_Desafio A:_
Transcreva sem nenhuma alteração o trecho das linhas posteriores à crítica do filme Valentina que começa na primeira dessas linhas e termina na linha que contém "y-tick-label: 100 — [18, 9, 50, 30]", incluindo ambas.

Filmes sobre temas LGBT costumam ter, em sua maioria, tons dramáticos e até mesmo finais tristes. Moonlight, de Barry Jenkins, mesmo com um final mais otimista, possui mais a tristeza como motor narrativo do que qualquer outra coisa; e Weekend, do diretor Andrew Haigh, também é marcado por um certo fatalismo de um relacionamento fadado a ser efêmero. Mas Valentina busca uma aura mais normalizadora, menos trágica para sua protagonista. Valentina se aceita muito bem, obrigado, assim como sua mãe, e, em certa medida, seu pai, ela também não tem problemas em fazer amigos. Por muitos momentos de Valentina, o longa é mais um famoso coming of age cuja personagem é trans, ponto.

O que não quer dizer que conflitos com a sua identidade não existam, já que o diretor e roteirista Cássio Pereira Santos sabe que o mundo não é gentil para pessoas LGBT. Ele não esconde a transfobia, mas não se deixa levar por ela. A existência de Valentina não se resume a dor, e todos os problemas que ela enfrenta partem exclusivamente dos outros. O que ela mais deseja é ter uma existência da menina comum que ela é, o que acaba sendo impedido isso são pessoas que foram caçar problema. É na encenação desses conflitos inclusive que Valentina peca um pouco, se apresentando de modo deveras caricato, com as famosas frases prontas como “isso aqui é um ambiente de família” ou “ele é um cidadão respeitável”.

_Dados de origem:_
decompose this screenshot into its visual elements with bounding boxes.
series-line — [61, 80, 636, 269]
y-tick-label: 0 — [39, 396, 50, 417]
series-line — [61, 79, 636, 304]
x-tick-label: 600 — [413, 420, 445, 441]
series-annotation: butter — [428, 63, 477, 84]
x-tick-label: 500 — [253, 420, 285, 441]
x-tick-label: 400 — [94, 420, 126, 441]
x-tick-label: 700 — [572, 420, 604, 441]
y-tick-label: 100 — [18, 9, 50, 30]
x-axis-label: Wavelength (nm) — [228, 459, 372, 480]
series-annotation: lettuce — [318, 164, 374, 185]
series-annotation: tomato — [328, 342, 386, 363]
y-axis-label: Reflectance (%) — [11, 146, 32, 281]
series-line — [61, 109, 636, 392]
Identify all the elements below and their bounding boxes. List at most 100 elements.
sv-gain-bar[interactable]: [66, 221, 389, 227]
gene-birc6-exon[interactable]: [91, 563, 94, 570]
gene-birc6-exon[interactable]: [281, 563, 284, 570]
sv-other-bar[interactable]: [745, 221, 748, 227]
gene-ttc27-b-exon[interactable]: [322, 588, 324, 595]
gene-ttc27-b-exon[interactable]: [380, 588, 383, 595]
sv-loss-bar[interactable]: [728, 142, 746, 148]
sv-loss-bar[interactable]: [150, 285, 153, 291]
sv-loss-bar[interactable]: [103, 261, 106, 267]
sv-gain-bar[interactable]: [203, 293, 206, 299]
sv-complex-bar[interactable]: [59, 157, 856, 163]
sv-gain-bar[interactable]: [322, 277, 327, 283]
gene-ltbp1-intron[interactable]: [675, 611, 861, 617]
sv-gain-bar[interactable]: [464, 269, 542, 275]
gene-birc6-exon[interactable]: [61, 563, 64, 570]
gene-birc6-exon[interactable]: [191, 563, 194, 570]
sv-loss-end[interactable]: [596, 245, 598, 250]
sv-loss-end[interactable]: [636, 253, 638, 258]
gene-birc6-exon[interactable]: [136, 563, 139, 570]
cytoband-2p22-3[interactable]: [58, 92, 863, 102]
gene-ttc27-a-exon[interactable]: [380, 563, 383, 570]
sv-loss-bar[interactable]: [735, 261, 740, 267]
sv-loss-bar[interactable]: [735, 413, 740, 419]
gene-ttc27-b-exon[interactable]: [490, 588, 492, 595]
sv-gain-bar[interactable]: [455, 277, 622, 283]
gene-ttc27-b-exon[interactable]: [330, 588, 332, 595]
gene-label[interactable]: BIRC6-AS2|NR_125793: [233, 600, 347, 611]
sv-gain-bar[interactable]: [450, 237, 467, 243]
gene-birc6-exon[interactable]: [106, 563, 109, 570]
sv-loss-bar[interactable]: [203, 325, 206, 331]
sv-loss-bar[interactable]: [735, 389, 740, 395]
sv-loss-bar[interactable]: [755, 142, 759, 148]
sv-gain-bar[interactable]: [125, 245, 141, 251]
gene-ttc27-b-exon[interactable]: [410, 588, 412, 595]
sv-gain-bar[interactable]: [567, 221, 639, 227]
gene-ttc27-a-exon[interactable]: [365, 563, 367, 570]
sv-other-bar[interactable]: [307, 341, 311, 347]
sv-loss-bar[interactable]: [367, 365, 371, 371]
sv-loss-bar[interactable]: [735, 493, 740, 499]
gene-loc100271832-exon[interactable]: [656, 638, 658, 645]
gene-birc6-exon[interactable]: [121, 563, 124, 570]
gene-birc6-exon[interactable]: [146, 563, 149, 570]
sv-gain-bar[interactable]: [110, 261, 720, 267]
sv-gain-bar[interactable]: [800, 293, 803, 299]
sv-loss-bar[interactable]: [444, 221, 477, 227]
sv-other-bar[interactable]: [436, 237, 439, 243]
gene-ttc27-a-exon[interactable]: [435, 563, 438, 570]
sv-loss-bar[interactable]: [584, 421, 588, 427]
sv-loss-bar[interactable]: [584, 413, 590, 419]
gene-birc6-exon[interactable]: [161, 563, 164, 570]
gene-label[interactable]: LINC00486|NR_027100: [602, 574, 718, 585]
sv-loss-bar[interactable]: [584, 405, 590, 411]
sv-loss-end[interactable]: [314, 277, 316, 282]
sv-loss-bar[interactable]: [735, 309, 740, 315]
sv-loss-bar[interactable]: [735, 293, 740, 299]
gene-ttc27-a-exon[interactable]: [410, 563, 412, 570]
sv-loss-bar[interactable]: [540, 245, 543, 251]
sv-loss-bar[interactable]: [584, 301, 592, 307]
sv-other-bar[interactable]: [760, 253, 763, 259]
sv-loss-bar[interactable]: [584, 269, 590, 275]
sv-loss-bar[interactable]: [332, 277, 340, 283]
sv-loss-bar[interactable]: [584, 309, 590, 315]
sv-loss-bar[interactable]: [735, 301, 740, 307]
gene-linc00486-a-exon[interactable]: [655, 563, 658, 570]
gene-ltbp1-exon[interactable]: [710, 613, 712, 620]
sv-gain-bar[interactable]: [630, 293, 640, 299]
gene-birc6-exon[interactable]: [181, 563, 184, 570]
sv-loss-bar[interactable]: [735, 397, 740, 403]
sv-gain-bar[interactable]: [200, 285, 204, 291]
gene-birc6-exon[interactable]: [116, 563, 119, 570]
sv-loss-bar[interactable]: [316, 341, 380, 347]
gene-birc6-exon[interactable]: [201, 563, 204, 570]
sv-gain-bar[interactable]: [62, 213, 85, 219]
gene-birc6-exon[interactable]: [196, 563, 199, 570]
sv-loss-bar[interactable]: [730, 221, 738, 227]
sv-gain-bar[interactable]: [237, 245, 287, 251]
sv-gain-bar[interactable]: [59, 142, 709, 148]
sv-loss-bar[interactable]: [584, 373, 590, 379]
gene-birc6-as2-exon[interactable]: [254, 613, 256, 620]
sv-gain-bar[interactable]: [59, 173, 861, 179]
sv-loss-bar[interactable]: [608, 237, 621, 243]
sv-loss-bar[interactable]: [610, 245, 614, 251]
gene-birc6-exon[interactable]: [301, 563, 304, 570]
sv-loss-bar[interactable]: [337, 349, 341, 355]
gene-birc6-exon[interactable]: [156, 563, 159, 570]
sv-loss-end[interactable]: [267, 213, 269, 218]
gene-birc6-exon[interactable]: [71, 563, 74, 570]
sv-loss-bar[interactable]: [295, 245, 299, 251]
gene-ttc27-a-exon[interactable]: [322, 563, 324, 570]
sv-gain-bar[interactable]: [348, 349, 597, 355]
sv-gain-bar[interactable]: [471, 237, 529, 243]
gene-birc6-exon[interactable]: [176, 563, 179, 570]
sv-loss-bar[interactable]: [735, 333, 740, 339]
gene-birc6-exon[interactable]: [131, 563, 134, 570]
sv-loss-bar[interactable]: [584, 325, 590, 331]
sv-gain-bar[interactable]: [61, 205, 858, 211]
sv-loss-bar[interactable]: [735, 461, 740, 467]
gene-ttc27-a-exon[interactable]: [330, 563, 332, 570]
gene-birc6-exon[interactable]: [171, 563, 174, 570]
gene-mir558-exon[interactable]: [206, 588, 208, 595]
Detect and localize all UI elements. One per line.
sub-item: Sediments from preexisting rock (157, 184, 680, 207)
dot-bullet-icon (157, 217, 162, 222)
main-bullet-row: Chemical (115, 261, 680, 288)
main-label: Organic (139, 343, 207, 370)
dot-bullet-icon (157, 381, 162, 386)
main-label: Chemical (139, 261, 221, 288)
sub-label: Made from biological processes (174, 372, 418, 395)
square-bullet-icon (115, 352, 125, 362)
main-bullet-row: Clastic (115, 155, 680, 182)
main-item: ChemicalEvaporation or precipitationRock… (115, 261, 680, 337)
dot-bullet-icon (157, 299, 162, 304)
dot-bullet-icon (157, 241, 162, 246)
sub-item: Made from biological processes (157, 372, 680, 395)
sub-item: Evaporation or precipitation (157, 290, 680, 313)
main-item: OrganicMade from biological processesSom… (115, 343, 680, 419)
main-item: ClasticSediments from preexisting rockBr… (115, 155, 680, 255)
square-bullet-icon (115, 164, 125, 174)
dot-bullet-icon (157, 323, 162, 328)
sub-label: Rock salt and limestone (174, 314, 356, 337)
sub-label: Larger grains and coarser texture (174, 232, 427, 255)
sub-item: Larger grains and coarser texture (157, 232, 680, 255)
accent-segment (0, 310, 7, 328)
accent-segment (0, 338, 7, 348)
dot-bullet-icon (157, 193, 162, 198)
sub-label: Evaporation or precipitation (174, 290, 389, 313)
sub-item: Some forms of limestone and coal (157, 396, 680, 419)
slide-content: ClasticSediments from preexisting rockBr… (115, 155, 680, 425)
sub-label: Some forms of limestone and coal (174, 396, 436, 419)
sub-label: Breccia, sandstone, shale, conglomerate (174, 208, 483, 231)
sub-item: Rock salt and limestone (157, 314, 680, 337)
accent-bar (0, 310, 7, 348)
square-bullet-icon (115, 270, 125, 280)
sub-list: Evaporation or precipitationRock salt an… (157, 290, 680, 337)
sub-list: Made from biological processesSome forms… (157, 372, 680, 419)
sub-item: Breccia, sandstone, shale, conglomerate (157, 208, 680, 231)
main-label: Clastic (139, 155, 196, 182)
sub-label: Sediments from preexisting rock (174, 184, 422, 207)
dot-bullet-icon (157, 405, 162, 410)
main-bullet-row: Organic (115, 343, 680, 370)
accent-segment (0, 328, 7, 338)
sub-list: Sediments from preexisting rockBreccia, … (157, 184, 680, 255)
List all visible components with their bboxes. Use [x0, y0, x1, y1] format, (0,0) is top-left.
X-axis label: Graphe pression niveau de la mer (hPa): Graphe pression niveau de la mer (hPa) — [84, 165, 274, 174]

_Desafio B:_
Retome a crítica do filme Valentina logo após a última frase apresentada e prossiga com o texto.

_Resposta A:_
decompose this screenshot into its visual elements with bounding boxes.
series-line — [61, 80, 636, 269]
y-tick-label: 0 — [39, 396, 50, 417]
series-line — [61, 79, 636, 304]
x-tick-label: 600 — [413, 420, 445, 441]
series-annotation: butter — [428, 63, 477, 84]
x-tick-label: 500 — [253, 420, 285, 441]
x-tick-label: 400 — [94, 420, 126, 441]
x-tick-label: 700 — [572, 420, 604, 441]
y-tick-label: 100 — [18, 9, 50, 30]

_Resposta B:_
Mas talvez esse preconceito se encaixar tão mal com o resto do filme possa ter seu propósito. Se a existência de Valentina é absolutamente normal, nada mais correto que aqueles que se opõem a ela de algum modo soarem absolutamente deslocados naquele mundo. E, ao final, pode não ser muito realista que o preconceito de muitos seja derrotado pela união de alguns, mas é mais interessante que Valentina termine com um sorriso mesmo, de dor já basta a fora das telas.